§ What to do: Extract every line that includes the string "JSON".

§ Exercise materials:
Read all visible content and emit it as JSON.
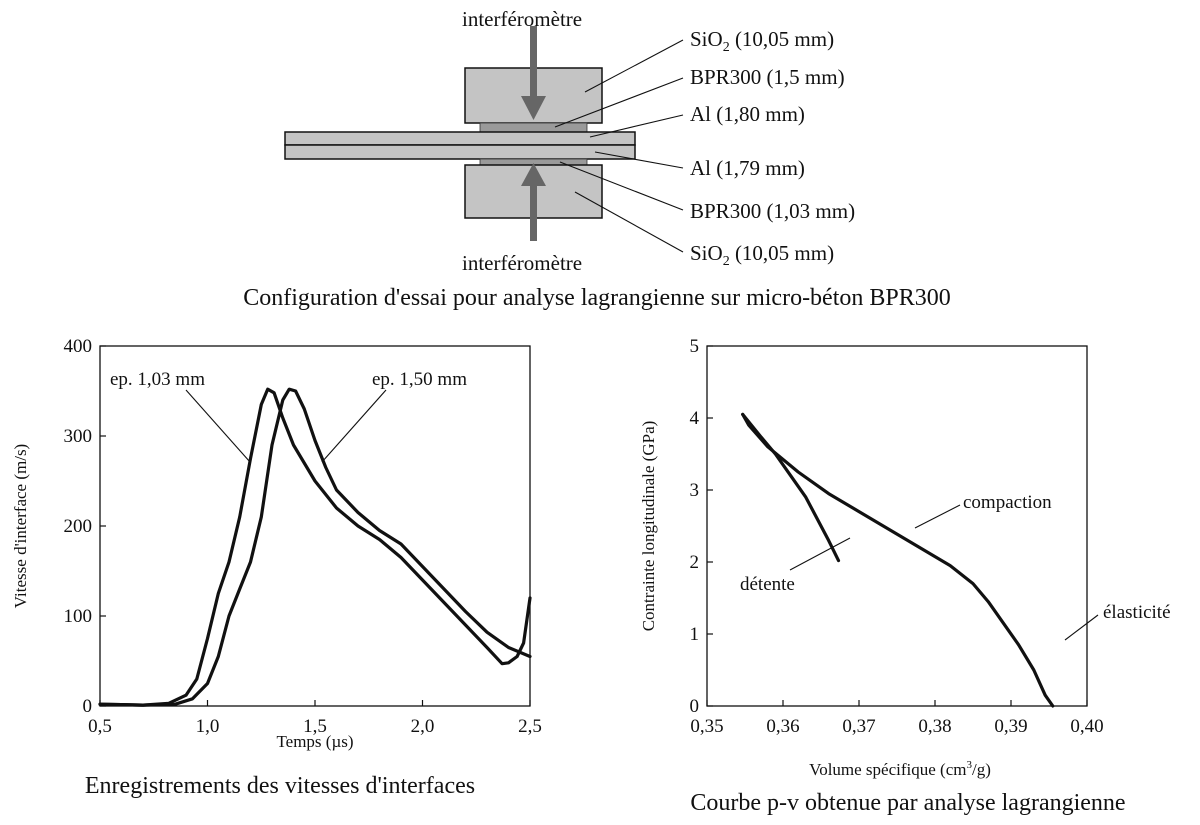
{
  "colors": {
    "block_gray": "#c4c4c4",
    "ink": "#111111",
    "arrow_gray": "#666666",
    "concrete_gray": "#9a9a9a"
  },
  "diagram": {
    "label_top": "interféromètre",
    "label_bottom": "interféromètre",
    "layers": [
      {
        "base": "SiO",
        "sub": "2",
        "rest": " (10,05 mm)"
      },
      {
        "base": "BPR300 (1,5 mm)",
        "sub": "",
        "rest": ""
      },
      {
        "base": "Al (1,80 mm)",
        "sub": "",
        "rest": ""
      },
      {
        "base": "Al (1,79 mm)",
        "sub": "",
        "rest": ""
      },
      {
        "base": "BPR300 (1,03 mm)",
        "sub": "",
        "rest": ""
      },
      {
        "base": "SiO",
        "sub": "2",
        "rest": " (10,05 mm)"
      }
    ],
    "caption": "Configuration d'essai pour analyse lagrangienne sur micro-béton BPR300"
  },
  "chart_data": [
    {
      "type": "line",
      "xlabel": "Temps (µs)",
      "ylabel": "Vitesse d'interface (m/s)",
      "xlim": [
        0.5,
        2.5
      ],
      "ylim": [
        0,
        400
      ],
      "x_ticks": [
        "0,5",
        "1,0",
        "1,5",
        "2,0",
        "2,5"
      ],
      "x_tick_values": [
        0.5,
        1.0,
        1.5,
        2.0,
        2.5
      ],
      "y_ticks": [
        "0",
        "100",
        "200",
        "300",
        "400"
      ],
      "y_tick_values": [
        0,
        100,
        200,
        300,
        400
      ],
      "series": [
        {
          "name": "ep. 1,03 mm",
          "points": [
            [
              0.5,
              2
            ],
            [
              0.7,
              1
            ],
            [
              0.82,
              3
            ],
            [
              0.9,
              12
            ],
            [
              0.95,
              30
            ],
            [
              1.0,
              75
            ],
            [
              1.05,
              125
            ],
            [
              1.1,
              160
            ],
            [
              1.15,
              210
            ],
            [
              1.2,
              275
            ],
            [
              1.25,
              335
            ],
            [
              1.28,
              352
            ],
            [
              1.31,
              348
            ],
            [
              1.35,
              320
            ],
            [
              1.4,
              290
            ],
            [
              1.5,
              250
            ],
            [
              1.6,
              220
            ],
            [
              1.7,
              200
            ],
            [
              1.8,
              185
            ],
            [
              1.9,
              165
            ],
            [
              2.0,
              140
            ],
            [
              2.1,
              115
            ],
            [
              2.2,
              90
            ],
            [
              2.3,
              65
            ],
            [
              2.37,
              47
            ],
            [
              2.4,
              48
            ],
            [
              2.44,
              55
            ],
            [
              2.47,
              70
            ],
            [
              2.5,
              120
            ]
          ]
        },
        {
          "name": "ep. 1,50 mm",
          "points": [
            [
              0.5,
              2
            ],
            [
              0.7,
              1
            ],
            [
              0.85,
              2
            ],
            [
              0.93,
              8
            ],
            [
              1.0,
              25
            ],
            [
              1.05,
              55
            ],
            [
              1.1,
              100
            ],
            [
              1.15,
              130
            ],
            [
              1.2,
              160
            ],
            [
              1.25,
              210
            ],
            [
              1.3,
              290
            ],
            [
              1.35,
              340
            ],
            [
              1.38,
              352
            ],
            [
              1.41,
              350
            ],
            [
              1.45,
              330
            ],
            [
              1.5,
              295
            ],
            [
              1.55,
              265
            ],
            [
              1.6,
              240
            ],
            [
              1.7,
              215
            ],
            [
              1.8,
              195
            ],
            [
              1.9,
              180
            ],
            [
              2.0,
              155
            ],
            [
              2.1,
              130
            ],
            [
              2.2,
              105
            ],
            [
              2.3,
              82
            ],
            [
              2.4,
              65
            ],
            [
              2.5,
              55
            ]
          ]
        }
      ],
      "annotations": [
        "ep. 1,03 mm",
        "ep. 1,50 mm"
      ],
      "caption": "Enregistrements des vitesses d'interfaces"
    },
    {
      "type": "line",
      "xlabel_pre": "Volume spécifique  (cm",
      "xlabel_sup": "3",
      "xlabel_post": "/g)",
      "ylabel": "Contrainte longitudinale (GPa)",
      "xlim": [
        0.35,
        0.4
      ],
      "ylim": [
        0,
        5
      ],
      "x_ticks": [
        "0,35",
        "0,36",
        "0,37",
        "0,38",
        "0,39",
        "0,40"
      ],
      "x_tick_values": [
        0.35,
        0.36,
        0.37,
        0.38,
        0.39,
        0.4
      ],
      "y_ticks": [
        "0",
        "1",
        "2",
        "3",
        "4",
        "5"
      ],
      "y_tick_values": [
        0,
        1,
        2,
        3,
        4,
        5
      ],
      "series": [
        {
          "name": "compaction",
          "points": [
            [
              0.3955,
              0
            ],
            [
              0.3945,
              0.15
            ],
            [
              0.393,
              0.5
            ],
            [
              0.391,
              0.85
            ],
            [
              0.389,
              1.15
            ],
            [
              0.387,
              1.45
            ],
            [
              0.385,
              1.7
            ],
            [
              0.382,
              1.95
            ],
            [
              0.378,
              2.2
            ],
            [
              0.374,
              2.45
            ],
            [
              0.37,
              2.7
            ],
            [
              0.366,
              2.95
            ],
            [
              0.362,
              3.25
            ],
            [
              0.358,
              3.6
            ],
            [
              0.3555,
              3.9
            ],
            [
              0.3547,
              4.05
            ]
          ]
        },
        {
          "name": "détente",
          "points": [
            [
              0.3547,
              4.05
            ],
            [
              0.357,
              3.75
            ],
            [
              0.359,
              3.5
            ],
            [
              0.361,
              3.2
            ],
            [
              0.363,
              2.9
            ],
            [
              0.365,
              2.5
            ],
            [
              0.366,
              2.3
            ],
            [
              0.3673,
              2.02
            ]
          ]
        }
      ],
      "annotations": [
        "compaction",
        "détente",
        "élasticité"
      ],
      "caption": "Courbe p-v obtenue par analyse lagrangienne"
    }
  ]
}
* * *
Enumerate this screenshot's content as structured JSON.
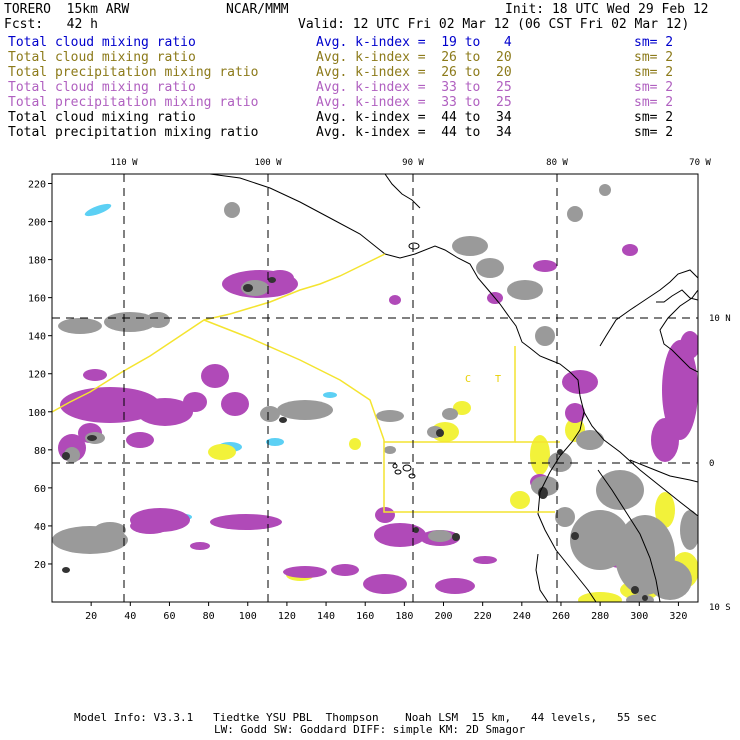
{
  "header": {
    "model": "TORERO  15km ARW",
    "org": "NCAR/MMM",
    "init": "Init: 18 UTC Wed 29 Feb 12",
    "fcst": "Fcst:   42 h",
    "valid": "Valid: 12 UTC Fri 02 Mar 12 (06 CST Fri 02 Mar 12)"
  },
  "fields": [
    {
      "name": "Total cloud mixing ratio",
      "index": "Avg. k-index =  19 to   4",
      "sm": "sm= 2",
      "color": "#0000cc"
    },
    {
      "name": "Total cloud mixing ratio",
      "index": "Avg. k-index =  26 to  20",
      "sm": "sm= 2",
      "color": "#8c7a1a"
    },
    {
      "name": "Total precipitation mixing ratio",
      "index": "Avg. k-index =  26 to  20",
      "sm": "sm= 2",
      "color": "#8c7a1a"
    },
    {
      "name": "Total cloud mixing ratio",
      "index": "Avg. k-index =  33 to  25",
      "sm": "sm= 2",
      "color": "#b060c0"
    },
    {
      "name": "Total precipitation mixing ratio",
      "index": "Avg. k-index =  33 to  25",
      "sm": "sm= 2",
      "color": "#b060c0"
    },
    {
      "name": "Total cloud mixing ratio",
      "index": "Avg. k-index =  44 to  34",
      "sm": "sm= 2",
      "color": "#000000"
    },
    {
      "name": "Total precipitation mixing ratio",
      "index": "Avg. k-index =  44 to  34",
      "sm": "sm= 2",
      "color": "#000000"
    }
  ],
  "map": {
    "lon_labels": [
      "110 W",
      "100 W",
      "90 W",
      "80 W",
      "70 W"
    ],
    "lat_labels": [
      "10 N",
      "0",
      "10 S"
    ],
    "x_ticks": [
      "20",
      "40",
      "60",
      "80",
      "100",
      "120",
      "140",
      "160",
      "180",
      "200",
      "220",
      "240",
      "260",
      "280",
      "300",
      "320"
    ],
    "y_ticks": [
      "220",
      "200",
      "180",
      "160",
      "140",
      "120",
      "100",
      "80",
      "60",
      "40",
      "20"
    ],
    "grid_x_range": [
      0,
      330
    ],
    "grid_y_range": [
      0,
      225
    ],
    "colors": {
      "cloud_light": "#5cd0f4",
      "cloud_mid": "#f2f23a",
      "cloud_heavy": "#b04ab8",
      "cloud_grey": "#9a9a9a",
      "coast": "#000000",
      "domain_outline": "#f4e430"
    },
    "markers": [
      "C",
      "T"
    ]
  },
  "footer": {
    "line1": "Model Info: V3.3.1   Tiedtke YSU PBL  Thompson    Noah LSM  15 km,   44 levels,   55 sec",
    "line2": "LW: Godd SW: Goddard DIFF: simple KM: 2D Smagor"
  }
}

§ Exercise result:
Read all visible content and emit it as JSON.
Enumerate this screenshot's content as structured JSON.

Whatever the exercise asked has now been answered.